**Work request:** Could you copy every line from the material below in which "name" appears?

○ ○ ○ ○ ○ ○ ○

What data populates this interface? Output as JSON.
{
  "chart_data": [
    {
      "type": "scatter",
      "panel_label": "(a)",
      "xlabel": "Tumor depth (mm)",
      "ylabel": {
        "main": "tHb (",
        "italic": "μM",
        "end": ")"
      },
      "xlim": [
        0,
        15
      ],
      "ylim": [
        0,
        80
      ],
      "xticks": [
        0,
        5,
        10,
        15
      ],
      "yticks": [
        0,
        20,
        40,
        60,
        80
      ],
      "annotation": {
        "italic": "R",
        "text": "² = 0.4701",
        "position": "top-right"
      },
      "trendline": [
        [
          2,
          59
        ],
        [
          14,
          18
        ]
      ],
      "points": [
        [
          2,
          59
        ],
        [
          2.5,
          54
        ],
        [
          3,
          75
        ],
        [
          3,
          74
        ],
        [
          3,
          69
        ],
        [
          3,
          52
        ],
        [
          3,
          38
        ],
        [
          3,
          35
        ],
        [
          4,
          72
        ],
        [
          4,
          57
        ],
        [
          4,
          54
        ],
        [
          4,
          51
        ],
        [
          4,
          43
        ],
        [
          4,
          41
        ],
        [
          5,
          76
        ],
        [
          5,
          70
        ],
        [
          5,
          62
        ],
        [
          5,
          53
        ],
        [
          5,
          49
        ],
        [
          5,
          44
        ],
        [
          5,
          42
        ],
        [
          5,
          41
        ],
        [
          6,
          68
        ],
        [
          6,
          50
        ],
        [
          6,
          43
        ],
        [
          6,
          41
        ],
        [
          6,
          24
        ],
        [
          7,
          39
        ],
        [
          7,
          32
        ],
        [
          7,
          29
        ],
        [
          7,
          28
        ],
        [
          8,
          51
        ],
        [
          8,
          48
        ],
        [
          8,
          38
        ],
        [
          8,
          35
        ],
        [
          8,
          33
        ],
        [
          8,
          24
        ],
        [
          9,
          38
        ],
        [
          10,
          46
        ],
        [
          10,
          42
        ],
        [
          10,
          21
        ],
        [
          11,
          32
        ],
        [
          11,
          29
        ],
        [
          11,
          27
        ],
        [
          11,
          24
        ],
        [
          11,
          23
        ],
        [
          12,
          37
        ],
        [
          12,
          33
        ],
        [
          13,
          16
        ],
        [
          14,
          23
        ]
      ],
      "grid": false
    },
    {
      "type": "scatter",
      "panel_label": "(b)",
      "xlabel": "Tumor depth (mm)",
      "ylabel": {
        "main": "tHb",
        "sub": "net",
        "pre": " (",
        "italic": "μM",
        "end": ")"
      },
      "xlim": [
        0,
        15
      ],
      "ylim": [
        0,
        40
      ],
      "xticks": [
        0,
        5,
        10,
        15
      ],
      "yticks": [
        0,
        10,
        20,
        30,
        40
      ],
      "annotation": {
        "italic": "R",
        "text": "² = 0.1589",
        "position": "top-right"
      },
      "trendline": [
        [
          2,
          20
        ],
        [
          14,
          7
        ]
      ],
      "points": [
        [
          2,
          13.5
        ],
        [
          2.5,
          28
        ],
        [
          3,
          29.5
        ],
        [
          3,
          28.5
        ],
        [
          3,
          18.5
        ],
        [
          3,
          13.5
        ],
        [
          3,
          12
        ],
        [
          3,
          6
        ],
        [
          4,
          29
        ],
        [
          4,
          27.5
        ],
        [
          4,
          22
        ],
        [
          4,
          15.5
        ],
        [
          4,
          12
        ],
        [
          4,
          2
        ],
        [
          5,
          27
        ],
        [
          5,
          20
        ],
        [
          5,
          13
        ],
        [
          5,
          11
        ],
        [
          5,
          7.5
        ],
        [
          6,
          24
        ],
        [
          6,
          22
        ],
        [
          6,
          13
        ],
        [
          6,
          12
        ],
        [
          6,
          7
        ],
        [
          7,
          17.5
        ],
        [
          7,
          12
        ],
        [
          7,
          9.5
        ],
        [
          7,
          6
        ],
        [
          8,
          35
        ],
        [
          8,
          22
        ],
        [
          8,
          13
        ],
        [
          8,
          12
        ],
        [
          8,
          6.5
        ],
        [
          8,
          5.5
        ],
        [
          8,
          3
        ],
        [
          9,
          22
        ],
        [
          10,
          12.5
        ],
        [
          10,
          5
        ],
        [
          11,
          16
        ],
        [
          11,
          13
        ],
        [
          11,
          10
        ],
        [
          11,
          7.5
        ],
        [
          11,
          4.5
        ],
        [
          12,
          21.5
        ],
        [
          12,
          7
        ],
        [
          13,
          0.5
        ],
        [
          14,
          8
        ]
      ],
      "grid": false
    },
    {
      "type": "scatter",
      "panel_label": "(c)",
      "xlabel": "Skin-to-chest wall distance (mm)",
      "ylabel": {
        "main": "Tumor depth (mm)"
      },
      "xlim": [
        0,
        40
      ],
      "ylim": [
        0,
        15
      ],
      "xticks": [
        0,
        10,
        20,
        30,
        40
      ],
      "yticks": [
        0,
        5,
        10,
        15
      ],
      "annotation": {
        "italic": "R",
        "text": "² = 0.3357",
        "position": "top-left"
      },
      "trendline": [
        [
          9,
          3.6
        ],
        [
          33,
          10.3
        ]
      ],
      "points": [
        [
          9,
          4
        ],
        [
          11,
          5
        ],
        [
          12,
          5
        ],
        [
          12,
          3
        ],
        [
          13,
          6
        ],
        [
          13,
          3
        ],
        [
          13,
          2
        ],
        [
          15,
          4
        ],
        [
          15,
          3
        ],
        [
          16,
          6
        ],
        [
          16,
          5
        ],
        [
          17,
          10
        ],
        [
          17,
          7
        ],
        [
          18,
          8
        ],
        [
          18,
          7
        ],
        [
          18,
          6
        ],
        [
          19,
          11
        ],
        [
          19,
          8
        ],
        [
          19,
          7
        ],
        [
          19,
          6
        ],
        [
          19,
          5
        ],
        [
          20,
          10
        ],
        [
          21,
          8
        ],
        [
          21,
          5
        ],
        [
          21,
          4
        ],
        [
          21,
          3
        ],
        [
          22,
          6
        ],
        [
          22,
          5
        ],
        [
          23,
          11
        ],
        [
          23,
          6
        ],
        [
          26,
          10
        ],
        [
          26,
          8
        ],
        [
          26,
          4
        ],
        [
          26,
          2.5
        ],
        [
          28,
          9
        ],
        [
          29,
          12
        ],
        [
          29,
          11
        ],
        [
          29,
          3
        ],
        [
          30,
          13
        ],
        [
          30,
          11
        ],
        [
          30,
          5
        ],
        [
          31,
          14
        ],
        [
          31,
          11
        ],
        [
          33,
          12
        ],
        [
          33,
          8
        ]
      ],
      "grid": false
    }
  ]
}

○ ○ ○ ○ ○ ○ ○

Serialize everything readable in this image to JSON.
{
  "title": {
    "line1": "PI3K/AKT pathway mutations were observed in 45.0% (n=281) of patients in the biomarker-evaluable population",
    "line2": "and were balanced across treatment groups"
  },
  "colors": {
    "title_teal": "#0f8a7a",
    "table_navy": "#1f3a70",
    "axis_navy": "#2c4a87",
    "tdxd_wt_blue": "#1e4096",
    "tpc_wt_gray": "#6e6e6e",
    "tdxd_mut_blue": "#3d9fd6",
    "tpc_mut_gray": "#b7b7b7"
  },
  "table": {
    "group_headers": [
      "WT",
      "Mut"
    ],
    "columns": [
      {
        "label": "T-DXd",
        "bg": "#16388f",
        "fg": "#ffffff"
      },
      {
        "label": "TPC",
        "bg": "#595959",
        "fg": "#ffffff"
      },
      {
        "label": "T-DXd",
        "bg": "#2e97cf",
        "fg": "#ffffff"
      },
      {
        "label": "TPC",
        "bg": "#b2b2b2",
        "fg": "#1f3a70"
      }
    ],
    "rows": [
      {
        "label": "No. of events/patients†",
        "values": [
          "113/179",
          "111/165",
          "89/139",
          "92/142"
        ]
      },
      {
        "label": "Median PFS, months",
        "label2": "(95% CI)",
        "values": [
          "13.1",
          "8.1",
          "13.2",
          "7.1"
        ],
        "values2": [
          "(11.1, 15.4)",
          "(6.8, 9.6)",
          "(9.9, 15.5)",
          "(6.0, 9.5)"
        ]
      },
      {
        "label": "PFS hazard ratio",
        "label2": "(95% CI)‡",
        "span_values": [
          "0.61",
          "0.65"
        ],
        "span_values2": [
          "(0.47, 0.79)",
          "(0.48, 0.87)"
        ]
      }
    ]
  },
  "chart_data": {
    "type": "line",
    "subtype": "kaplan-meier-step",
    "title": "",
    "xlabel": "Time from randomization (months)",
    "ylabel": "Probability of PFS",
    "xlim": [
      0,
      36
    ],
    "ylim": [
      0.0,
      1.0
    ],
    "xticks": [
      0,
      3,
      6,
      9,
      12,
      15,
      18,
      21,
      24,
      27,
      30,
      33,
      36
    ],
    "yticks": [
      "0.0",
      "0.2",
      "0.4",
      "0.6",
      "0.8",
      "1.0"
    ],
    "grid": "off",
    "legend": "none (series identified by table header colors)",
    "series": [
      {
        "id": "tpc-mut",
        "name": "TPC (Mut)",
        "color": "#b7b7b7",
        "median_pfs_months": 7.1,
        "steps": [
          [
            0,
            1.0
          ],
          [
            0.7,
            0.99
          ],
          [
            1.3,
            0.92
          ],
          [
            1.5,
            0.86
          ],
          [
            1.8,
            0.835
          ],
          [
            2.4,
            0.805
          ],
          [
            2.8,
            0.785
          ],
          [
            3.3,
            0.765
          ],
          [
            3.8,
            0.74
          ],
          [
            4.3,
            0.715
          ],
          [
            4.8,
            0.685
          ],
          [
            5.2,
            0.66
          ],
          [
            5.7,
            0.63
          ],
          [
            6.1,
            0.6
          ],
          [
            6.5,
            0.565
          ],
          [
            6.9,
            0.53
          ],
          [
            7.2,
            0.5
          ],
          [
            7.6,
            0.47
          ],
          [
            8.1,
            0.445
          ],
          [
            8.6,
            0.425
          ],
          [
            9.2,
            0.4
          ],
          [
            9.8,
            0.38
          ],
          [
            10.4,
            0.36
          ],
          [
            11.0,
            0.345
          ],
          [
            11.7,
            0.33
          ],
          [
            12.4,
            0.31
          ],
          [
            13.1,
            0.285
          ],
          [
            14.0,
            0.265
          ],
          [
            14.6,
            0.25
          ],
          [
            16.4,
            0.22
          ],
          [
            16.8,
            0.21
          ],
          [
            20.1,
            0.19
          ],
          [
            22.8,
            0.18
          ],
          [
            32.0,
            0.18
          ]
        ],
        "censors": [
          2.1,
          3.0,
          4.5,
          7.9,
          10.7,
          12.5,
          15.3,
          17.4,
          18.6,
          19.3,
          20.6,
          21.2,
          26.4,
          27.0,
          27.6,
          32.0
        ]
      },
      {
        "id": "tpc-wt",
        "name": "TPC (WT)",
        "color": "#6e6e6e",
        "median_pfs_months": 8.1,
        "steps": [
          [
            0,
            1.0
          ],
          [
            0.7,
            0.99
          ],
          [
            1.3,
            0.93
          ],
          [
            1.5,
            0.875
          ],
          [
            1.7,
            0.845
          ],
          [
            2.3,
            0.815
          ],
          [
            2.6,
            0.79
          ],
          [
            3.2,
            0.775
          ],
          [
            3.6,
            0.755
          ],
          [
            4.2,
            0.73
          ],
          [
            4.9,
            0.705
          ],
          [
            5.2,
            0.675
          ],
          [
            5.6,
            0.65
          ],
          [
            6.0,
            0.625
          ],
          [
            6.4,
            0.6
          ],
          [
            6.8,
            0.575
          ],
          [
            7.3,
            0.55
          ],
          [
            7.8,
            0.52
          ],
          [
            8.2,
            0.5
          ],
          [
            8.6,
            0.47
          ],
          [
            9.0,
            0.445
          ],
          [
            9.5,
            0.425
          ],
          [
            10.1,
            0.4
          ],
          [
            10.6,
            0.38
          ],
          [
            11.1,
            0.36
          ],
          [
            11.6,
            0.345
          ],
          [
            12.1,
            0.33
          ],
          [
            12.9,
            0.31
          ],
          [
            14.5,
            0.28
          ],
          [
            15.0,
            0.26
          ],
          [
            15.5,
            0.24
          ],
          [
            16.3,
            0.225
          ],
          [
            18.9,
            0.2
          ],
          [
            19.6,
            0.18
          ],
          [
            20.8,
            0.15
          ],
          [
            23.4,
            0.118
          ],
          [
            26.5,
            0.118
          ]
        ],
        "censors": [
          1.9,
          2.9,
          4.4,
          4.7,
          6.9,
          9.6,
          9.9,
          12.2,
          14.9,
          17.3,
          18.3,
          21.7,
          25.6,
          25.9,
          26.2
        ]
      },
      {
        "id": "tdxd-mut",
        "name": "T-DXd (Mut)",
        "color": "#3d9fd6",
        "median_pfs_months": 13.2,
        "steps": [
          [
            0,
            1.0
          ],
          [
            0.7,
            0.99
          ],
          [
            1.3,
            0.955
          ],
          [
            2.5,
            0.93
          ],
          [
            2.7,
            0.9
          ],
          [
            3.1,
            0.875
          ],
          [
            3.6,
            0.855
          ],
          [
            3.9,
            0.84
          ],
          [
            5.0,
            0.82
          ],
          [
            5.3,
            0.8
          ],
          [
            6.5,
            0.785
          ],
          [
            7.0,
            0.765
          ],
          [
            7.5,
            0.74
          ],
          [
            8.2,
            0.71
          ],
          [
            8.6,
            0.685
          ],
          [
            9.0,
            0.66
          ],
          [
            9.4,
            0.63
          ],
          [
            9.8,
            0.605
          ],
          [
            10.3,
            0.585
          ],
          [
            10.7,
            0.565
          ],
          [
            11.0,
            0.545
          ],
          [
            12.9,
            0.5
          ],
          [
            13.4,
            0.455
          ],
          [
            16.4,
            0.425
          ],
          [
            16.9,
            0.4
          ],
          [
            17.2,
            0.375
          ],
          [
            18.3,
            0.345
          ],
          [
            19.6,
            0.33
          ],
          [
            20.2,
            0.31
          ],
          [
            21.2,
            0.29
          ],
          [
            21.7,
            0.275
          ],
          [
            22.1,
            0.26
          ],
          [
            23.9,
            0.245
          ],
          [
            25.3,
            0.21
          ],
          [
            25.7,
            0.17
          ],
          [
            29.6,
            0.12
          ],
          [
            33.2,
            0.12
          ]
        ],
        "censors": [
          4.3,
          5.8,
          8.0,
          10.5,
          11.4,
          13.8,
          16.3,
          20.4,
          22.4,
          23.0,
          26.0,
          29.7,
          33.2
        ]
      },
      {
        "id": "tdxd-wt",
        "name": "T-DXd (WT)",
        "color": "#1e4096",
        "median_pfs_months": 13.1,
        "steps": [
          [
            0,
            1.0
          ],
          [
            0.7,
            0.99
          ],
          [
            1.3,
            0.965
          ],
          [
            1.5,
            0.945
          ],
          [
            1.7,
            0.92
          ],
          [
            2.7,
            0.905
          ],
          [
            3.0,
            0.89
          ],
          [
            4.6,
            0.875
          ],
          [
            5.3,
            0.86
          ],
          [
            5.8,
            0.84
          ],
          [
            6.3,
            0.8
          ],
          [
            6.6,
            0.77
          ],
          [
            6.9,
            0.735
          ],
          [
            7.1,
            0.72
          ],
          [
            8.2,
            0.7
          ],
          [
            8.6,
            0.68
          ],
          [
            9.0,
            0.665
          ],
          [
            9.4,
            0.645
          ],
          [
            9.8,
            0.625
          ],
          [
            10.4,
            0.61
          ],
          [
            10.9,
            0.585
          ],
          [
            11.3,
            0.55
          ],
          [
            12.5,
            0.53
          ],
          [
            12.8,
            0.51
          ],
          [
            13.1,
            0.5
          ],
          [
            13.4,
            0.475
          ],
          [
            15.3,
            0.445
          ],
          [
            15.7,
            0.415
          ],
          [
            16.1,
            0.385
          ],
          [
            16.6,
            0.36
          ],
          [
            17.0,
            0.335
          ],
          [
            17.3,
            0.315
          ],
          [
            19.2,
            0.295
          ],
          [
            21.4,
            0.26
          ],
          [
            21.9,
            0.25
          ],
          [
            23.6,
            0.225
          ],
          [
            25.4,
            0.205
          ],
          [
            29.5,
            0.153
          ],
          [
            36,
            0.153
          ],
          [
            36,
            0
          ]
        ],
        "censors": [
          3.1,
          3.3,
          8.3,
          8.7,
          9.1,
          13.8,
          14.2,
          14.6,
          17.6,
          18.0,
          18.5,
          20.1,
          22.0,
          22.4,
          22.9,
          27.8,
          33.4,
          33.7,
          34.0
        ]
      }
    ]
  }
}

○ ○ ○ ○ ○ ○ ○

**Written answer:**
        "name": "TPC (Mut)",
        "name": "TPC (WT)",
        "name": "T-DXd (Mut)",
        "name": "T-DXd (WT)",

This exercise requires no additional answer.